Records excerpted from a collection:
* start *

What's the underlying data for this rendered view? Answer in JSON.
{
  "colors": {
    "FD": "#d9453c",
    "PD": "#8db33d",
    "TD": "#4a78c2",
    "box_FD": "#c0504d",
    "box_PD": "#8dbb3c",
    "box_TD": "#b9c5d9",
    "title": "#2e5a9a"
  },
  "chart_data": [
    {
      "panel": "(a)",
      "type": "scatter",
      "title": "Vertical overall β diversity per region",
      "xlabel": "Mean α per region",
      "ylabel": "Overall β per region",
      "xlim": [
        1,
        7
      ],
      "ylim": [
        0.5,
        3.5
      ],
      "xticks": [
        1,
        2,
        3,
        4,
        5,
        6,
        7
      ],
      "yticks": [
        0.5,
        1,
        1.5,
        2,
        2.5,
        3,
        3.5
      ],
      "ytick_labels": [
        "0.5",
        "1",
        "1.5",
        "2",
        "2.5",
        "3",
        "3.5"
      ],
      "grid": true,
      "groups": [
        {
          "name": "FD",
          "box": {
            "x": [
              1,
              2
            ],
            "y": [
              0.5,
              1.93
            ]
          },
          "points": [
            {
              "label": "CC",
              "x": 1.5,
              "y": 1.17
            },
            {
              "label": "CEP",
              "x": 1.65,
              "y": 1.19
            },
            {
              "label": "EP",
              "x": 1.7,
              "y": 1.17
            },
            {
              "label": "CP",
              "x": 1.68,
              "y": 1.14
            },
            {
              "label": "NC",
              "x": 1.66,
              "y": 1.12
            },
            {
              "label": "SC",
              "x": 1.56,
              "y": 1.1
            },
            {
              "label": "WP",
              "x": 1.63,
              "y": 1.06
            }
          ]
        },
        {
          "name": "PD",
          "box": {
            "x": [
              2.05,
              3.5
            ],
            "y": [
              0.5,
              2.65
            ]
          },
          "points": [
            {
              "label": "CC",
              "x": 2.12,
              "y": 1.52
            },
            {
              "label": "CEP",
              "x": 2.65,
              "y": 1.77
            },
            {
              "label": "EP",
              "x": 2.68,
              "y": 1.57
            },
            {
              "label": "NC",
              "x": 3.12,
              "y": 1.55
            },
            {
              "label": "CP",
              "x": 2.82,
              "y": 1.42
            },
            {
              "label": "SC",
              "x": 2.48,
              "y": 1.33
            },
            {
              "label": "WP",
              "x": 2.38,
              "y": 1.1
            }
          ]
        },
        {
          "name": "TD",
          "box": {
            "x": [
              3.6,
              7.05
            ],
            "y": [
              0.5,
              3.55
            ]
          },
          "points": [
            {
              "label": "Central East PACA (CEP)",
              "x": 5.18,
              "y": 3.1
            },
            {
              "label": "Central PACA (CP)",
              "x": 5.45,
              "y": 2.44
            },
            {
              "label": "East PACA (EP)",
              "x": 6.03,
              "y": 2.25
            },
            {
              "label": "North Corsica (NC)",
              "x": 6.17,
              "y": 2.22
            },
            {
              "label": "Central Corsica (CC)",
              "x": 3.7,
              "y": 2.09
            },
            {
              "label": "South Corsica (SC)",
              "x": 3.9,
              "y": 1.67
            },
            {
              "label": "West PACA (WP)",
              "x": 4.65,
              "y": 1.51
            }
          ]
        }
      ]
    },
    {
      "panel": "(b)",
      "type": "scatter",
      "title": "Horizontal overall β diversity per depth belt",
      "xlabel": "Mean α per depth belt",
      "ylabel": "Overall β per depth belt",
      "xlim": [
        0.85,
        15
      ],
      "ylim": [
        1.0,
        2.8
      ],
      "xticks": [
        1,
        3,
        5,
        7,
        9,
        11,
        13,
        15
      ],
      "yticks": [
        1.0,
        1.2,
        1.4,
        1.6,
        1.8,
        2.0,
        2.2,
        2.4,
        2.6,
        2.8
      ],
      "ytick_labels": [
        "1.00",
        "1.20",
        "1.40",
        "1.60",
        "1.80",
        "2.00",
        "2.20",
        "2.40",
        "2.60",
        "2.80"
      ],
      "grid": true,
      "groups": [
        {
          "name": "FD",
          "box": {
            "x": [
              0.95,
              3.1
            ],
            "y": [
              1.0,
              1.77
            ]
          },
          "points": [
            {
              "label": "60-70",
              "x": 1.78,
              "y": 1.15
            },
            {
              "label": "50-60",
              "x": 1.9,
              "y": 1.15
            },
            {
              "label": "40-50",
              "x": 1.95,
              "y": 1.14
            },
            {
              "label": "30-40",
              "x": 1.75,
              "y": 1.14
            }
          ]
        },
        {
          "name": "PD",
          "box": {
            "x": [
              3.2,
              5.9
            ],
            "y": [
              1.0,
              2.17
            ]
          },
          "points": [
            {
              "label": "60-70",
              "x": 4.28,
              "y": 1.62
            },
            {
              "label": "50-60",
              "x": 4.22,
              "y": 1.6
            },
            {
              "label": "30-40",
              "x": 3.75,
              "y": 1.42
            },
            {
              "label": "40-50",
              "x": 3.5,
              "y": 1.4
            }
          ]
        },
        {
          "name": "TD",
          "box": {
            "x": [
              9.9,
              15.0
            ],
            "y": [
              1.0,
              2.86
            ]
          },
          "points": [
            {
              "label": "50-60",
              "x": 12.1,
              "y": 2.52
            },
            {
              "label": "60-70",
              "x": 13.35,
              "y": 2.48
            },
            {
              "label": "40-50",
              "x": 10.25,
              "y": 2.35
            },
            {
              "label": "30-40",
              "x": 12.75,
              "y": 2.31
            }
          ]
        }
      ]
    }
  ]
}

* end *

THE TASK
Reproduce the data, keeping every line exactly the same.

EXERCISE RESULT
What's the underlying data for this rendered view? Answer in JSON.
{
  "colors": {
    "FD": "#d9453c",
    "PD": "#8db33d",
    "TD": "#4a78c2",
    "box_FD": "#c0504d",
    "box_PD": "#8dbb3c",
    "box_TD": "#b9c5d9",
    "title": "#2e5a9a"
  },
  "chart_data": [
    {
      "panel": "(a)",
      "type": "scatter",
      "title": "Vertical overall β diversity per region",
      "xlabel": "Mean α per region",
      "ylabel": "Overall β per region",
      "xlim": [
        1,
        7
      ],
      "ylim": [
        0.5,
        3.5
      ],
      "xticks": [
        1,
        2,
        3,
        4,
        5,
        6,
        7
      ],
      "yticks": [
        0.5,
        1,
        1.5,
        2,
        2.5,
        3,
        3.5
      ],
      "ytick_labels": [
        "0.5",
        "1",
        "1.5",
        "2",
        "2.5",
        "3",
        "3.5"
      ],
      "grid": true,
      "groups": [
        {
          "name": "FD",
          "box": {
            "x": [
              1,
              2
            ],
            "y": [
              0.5,
              1.93
            ]
          },
          "points": [
            {
              "label": "CC",
              "x": 1.5,
              "y": 1.17
            },
            {
              "label": "CEP",
              "x": 1.65,
              "y": 1.19
            },
            {
              "label": "EP",
              "x": 1.7,
              "y": 1.17
            },
            {
              "label": "CP",
              "x": 1.68,
              "y": 1.14
            },
            {
              "label": "NC",
              "x": 1.66,
              "y": 1.12
            },
            {
              "label": "SC",
              "x": 1.56,
              "y": 1.1
            },
            {
              "label": "WP",
              "x": 1.63,
              "y": 1.06
            }
          ]
        },
        {
          "name": "PD",
          "box": {
            "x": [
              2.05,
              3.5
            ],
            "y": [
              0.5,
              2.65
            ]
          },
          "points": [
            {
              "label": "CC",
              "x": 2.12,
              "y": 1.52
            },
            {
              "label": "CEP",
              "x": 2.65,
              "y": 1.77
            },
            {
              "label": "EP",
              "x": 2.68,
              "y": 1.57
            },
            {
              "label": "NC",
              "x": 3.12,
              "y": 1.55
            },
            {
              "label": "CP",
              "x": 2.82,
              "y": 1.42
            },
            {
              "label": "SC",
              "x": 2.48,
              "y": 1.33
            },
            {
              "label": "WP",
              "x": 2.38,
              "y": 1.1
            }
          ]
        },
        {
          "name": "TD",
          "box": {
            "x": [
              3.6,
              7.05
            ],
            "y": [
              0.5,
              3.55
            ]
          },
          "points": [
            {
              "label": "Central East PACA (CEP)",
              "x": 5.18,
              "y": 3.1
            },
            {
              "label": "Central PACA (CP)",
              "x": 5.45,
              "y": 2.44
            },
            {
              "label": "East PACA (EP)",
              "x": 6.03,
              "y": 2.25
            },
            {
              "label": "North Corsica (NC)",
              "x": 6.17,
              "y": 2.22
            },
            {
              "label": "Central Corsica (CC)",
              "x": 3.7,
              "y": 2.09
            },
            {
              "label": "South Corsica (SC)",
              "x": 3.9,
              "y": 1.67
            },
            {
              "label": "West PACA (WP)",
              "x": 4.65,
              "y": 1.51
            }
          ]
        }
      ]
    },
    {
      "panel": "(b)",
      "type": "scatter",
      "title": "Horizontal overall β diversity per depth belt",
      "xlabel": "Mean α per depth belt",
      "ylabel": "Overall β per depth belt",
      "xlim": [
        0.85,
        15
      ],
      "ylim": [
        1.0,
        2.8
      ],
      "xticks": [
        1,
        3,
        5,
        7,
        9,
        11,
        13,
        15
      ],
      "yticks": [
        1.0,
        1.2,
        1.4,
        1.6,
        1.8,
        2.0,
        2.2,
        2.4,
        2.6,
        2.8
      ],
      "ytick_labels": [
        "1.00",
        "1.20",
        "1.40",
        "1.60",
        "1.80",
        "2.00",
        "2.20",
        "2.40",
        "2.60",
        "2.80"
      ],
      "grid": true,
      "groups": [
        {
          "name": "FD",
          "box": {
            "x": [
              0.95,
              3.1
            ],
            "y": [
              1.0,
              1.77
            ]
          },
          "points": [
            {
              "label": "60-70",
              "x": 1.78,
              "y": 1.15
            },
            {
              "label": "50-60",
              "x": 1.9,
              "y": 1.15
            },
            {
              "label": "40-50",
              "x": 1.95,
              "y": 1.14
            },
            {
              "label": "30-40",
              "x": 1.75,
              "y": 1.14
            }
          ]
        },
        {
          "name": "PD",
          "box": {
            "x": [
              3.2,
              5.9
            ],
            "y": [
              1.0,
              2.17
            ]
          },
          "points": [
            {
              "label": "60-70",
              "x": 4.28,
              "y": 1.62
            },
            {
              "label": "50-60",
              "x": 4.22,
              "y": 1.6
            },
            {
              "label": "30-40",
              "x": 3.75,
              "y": 1.42
            },
            {
              "label": "40-50",
              "x": 3.5,
              "y": 1.4
            }
          ]
        },
        {
          "name": "TD",
          "box": {
            "x": [
              9.9,
              15.0
            ],
            "y": [
              1.0,
              2.86
            ]
          },
          "points": [
            {
              "label": "50-60",
              "x": 12.1,
              "y": 2.52
            },
            {
              "label": "60-70",
              "x": 13.35,
              "y": 2.48
            },
            {
              "label": "40-50",
              "x": 10.25,
              "y": 2.35
            },
            {
              "label": "30-40",
              "x": 12.75,
              "y": 2.31
            }
          ]
        }
      ]
    }
  ]
}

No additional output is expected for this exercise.